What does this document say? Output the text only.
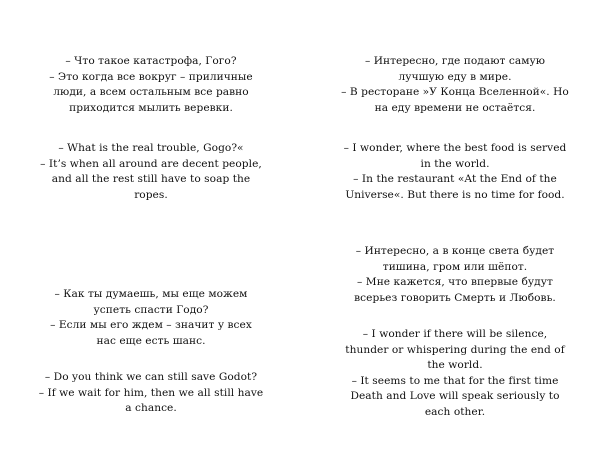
– Что такое катастрофа, Гого?
– Это когда все вокруг – приличные
люди, а всем остальным все равно
приходится мылить веревки.
– What is the real trouble, Gogo?«
– It’s when all around are decent people,
and all the rest still have to soap the
ropes.
– Интересно, где подают самую
лучшую еду в мире.
– В ресторане »У Конца Вселенной«. Но
на еду времени не остаётся.
– I wonder, where the best food is served
in the world.
– In the restaurant «At the End of the
Universe«. But there is no time for food.
– Как ты думаешь, мы еще можем
успеть спасти Годо?
– Если мы его ждем – значит у всех
нас еще есть шанс.
– Do you think we can still save Godot?
– If we wait for him, then we all still have
a chance.
– Интересно, а в конце света будет
тишина, гром или шёпот.
– Мне кажется, что впервые будут
всерьез говорить Смерть и Любовь.
– I wonder if there will be silence,
thunder or whispering during the end of
the world.
– It seems to me that for the first time
Death and Love will speak seriously to
each other.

-----

# Work to complete
Select and copy each line from the data that includes the word "What".

# Reply
What does this document say? Output the text only.
– What is the real trouble, Gogo?«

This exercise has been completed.